[Source data]

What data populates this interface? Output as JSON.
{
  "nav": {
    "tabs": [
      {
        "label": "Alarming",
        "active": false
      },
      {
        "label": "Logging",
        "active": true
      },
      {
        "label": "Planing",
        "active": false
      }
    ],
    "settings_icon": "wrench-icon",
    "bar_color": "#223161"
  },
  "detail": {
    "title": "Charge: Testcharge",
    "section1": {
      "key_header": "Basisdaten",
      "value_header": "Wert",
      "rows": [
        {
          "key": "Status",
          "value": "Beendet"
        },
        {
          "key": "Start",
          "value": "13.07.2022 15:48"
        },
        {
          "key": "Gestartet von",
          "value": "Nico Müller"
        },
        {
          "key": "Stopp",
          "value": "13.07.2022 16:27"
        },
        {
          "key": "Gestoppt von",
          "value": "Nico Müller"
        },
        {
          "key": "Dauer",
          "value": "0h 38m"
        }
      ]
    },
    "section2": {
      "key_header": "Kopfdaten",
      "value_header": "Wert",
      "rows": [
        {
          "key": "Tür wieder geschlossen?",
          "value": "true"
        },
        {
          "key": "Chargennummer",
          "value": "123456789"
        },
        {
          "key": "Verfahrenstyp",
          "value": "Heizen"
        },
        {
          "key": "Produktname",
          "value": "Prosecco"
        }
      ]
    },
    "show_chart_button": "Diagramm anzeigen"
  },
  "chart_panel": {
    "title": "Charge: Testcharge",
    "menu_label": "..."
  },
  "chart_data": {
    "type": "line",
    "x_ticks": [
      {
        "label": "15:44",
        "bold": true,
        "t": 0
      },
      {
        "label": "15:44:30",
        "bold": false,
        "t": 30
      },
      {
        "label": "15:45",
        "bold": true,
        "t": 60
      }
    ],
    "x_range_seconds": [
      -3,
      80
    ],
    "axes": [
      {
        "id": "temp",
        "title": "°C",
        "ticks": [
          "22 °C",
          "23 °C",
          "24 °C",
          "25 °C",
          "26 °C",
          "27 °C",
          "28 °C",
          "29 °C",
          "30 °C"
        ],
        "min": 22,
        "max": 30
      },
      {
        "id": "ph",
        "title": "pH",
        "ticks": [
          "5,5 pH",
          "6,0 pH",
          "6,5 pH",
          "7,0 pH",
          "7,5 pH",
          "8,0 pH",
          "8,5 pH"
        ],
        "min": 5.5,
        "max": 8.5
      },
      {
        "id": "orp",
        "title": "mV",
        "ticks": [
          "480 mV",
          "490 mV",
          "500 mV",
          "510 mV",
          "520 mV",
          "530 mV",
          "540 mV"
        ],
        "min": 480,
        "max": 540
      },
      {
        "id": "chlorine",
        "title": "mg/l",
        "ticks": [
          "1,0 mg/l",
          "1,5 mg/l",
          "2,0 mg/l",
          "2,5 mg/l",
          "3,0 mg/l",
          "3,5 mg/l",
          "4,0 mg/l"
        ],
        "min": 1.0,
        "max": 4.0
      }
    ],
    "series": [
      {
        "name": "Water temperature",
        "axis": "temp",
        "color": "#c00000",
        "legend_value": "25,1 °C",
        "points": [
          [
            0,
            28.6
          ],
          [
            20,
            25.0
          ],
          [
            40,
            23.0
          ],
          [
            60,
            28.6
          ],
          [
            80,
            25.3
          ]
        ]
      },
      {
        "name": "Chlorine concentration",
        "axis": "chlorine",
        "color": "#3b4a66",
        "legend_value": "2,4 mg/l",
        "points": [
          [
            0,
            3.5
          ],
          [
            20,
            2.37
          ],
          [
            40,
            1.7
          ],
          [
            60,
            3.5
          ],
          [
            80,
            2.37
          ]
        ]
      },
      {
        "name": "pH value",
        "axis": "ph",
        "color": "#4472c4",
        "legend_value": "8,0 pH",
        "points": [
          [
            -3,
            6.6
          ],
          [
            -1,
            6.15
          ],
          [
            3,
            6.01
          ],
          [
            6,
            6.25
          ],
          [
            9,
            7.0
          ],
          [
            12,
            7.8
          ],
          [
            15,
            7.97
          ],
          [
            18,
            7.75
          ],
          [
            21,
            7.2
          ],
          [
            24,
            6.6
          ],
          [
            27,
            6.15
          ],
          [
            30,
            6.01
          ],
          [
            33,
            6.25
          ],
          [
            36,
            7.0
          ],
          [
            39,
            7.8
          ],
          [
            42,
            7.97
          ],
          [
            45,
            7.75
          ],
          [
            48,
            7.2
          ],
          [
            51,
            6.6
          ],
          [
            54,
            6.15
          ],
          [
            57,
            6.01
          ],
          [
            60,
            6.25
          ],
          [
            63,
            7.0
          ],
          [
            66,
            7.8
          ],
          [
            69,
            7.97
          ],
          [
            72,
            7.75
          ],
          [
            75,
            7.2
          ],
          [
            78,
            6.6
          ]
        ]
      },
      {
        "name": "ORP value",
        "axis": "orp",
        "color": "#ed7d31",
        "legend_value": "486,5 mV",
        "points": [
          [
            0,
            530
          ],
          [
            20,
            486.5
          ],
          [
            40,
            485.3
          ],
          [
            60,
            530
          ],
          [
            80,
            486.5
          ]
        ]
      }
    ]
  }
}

**What needs to be done**:
Transcribe every line of the data, exactly as it stands.

**Expected answer**:
What data populates this interface? Output as JSON.
{
  "nav": {
    "tabs": [
      {
        "label": "Alarming",
        "active": false
      },
      {
        "label": "Logging",
        "active": true
      },
      {
        "label": "Planing",
        "active": false
      }
    ],
    "settings_icon": "wrench-icon",
    "bar_color": "#223161"
  },
  "detail": {
    "title": "Charge: Testcharge",
    "section1": {
      "key_header": "Basisdaten",
      "value_header": "Wert",
      "rows": [
        {
          "key": "Status",
          "value": "Beendet"
        },
        {
          "key": "Start",
          "value": "13.07.2022 15:48"
        },
        {
          "key": "Gestartet von",
          "value": "Nico Müller"
        },
        {
          "key": "Stopp",
          "value": "13.07.2022 16:27"
        },
        {
          "key": "Gestoppt von",
          "value": "Nico Müller"
        },
        {
          "key": "Dauer",
          "value": "0h 38m"
        }
      ]
    },
    "section2": {
      "key_header": "Kopfdaten",
      "value_header": "Wert",
      "rows": [
        {
          "key": "Tür wieder geschlossen?",
          "value": "true"
        },
        {
          "key": "Chargennummer",
          "value": "123456789"
        },
        {
          "key": "Verfahrenstyp",
          "value": "Heizen"
        },
        {
          "key": "Produktname",
          "value": "Prosecco"
        }
      ]
    },
    "show_chart_button": "Diagramm anzeigen"
  },
  "chart_panel": {
    "title": "Charge: Testcharge",
    "menu_label": "..."
  },
  "chart_data": {
    "type": "line",
    "x_ticks": [
      {
        "label": "15:44",
        "bold": true,
        "t": 0
      },
      {
        "label": "15:44:30",
        "bold": false,
        "t": 30
      },
      {
        "label": "15:45",
        "bold": true,
        "t": 60
      }
    ],
    "x_range_seconds": [
      -3,
      80
    ],
    "axes": [
      {
        "id": "temp",
        "title": "°C",
        "ticks": [
          "22 °C",
          "23 °C",
          "24 °C",
          "25 °C",
          "26 °C",
          "27 °C",
          "28 °C",
          "29 °C",
          "30 °C"
        ],
        "min": 22,
        "max": 30
      },
      {
        "id": "ph",
        "title": "pH",
        "ticks": [
          "5,5 pH",
          "6,0 pH",
          "6,5 pH",
          "7,0 pH",
          "7,5 pH",
          "8,0 pH",
          "8,5 pH"
        ],
        "min": 5.5,
        "max": 8.5
      },
      {
        "id": "orp",
        "title": "mV",
        "ticks": [
          "480 mV",
          "490 mV",
          "500 mV",
          "510 mV",
          "520 mV",
          "530 mV",
          "540 mV"
        ],
        "min": 480,
        "max": 540
      },
      {
        "id": "chlorine",
        "title": "mg/l",
        "ticks": [
          "1,0 mg/l",
          "1,5 mg/l",
          "2,0 mg/l",
          "2,5 mg/l",
          "3,0 mg/l",
          "3,5 mg/l",
          "4,0 mg/l"
        ],
        "min": 1.0,
        "max": 4.0
      }
    ],
    "series": [
      {
        "name": "Water temperature",
        "axis": "temp",
        "color": "#c00000",
        "legend_value": "25,1 °C",
        "points": [
          [
            0,
            28.6
          ],
          [
            20,
            25.0
          ],
          [
            40,
            23.0
          ],
          [
            60,
            28.6
          ],
          [
            80,
            25.3
          ]
        ]
      },
      {
        "name": "Chlorine concentration",
        "axis": "chlorine",
        "color": "#3b4a66",
        "legend_value": "2,4 mg/l",
        "points": [
          [
            0,
            3.5
          ],
          [
            20,
            2.37
          ],
          [
            40,
            1.7
          ],
          [
            60,
            3.5
          ],
          [
            80,
            2.37
          ]
        ]
      },
      {
        "name": "pH value",
        "axis": "ph",
        "color": "#4472c4",
        "legend_value": "8,0 pH",
        "points": [
          [
            -3,
            6.6
          ],
          [
            -1,
            6.15
          ],
          [
            3,
            6.01
          ],
          [
            6,
            6.25
          ],
          [
            9,
            7.0
          ],
          [
            12,
            7.8
          ],
          [
            15,
            7.97
          ],
          [
            18,
            7.75
          ],
          [
            21,
            7.2
          ],
          [
            24,
            6.6
          ],
          [
            27,
            6.15
          ],
          [
            30,
            6.01
          ],
          [
            33,
            6.25
          ],
          [
            36,
            7.0
          ],
          [
            39,
            7.8
          ],
          [
            42,
            7.97
          ],
          [
            45,
            7.75
          ],
          [
            48,
            7.2
          ],
          [
            51,
            6.6
          ],
          [
            54,
            6.15
          ],
          [
            57,
            6.01
          ],
          [
            60,
            6.25
          ],
          [
            63,
            7.0
          ],
          [
            66,
            7.8
          ],
          [
            69,
            7.97
          ],
          [
            72,
            7.75
          ],
          [
            75,
            7.2
          ],
          [
            78,
            6.6
          ]
        ]
      },
      {
        "name": "ORP value",
        "axis": "orp",
        "color": "#ed7d31",
        "legend_value": "486,5 mV",
        "points": [
          [
            0,
            530
          ],
          [
            20,
            486.5
          ],
          [
            40,
            485.3
          ],
          [
            60,
            530
          ],
          [
            80,
            486.5
          ]
        ]
      }
    ]
  }
}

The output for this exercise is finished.